PASSAGE »
---+---
# File copying speed questions



## Rubnik (Jul 10, 2014)

Hello,
a few days ago while copying a file to my flash drive, and painfully watching the speed at 2Mb\s this subject kinda intrigued me (especially because my first thought was that something is wrong with my drive)

So anyway, say I'd like to copy a file from Drive A to B. From the little I know, copying speed should be determined by drive's A read speed, drive's B write speed, and the connection speed(usb 2\3, sata etc)?Essentially the copying speed being the slowest? Like in my case the write speed of my old USB drive?

Also why does the copy speed fluctuate? For example for my flash drive starts copying at about 6mb\s, and then for the most part stays at 2mb\s.Same happens with my SSD and HDD but thankfully at MUCH MUCH higher speeds


----------



## newtekie1 (Jul 10, 2014)

Speeds can fluctuate for a few reasons.  First, the transfer generally start off faster then settle down due to the file transfer using the cache of the drives and the burst speeds of the drives/connections.

Also, speeds can vary during a transfer because writing/reading different size files will affect speed.  So if you are reading/writing a bunch of very small files, the transfer speed will generally be a lot lower than if you are reading/writing one large file.


----------



## rtwjunkie (Jul 12, 2014)

Another thing, with flash memory, write speed has always been slower than read speed.  This persists to this day in most cases on SSD's.


----------



## newtekie1 (Jul 12, 2014)

rtwjunkie said:


> Another thing, with flash memory, write speed has always been slower than read speed.  This persists to this day in most cases on SSD's.
---+---
EXTRACTED DATA »
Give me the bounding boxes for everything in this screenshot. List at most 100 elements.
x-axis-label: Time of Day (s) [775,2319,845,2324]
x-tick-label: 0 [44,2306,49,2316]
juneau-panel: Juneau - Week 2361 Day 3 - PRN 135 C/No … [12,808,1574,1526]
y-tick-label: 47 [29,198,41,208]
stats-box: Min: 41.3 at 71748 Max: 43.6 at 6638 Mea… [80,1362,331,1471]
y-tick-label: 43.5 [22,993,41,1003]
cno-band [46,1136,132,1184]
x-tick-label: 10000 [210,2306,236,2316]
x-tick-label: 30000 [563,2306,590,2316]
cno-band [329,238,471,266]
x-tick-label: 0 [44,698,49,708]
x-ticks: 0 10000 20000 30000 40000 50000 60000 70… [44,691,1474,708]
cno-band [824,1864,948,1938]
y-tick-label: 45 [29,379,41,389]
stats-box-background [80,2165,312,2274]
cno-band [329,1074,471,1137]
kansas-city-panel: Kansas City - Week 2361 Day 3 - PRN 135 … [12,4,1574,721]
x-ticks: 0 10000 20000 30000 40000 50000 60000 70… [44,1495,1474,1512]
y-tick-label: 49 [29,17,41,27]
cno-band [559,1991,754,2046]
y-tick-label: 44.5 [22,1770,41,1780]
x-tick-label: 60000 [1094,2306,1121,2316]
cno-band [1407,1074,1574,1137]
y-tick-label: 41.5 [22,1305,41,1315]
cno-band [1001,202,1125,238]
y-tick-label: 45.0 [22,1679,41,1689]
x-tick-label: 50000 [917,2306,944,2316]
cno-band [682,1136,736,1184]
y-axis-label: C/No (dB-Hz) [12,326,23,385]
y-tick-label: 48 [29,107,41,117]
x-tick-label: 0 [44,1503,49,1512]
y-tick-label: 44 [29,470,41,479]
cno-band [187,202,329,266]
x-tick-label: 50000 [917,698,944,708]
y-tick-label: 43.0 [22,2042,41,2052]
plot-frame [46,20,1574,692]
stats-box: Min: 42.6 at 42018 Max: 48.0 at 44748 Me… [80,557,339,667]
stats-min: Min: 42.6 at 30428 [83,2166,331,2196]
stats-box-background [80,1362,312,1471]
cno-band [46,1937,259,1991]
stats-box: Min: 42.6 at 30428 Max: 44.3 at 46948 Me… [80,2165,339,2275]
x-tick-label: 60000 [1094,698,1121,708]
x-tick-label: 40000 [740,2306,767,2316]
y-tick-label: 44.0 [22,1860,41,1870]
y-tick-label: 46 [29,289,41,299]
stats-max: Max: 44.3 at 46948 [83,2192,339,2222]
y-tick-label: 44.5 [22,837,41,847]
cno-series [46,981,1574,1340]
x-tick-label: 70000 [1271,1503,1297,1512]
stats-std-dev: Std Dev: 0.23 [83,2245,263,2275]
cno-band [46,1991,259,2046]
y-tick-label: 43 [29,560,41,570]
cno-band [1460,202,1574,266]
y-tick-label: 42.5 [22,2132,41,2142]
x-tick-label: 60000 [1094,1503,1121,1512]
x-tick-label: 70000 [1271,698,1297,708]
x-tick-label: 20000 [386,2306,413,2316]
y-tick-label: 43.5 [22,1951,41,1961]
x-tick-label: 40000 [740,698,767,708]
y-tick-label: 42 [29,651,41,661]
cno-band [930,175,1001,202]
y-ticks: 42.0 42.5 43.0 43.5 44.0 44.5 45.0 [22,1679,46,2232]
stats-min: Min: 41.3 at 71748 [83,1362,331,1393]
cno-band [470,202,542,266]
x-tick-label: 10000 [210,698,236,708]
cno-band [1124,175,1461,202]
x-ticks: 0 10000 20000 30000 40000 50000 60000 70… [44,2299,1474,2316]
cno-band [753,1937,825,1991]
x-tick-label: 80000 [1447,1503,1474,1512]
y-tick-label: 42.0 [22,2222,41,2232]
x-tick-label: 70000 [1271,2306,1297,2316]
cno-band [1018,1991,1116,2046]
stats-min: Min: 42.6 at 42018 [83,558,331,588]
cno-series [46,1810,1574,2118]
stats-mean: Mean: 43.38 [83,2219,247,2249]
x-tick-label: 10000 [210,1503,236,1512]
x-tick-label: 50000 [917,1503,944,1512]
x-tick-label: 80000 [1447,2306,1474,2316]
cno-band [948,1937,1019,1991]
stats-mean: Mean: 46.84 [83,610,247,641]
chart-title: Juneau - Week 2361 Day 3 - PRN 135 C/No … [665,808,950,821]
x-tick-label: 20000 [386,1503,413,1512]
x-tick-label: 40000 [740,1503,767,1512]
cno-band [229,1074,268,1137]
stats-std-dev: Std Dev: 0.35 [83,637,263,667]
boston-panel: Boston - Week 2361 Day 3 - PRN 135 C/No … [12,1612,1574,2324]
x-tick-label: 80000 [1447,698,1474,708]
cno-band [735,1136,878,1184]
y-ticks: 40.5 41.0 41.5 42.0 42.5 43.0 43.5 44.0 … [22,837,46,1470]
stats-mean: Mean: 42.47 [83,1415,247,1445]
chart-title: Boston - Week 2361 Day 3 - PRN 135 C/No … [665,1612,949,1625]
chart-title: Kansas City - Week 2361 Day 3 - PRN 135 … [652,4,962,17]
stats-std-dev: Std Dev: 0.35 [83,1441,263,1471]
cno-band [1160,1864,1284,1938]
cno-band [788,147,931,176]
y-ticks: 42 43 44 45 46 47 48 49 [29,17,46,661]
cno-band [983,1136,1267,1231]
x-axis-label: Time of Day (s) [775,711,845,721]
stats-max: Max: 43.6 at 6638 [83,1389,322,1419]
---+---
PROBLEM REQUIREMENTS » Translate this sentence from the thread on file copying speed into Spanish: "Another thing, with flash memory, write speed has always been slower than read speed." The records were taken from a different source than the thread.

ANSWER BELOW » Otra cosa: con la memoria flash, la velocidad de escritura siempre ha sido más lenta que la velocidad de lectura.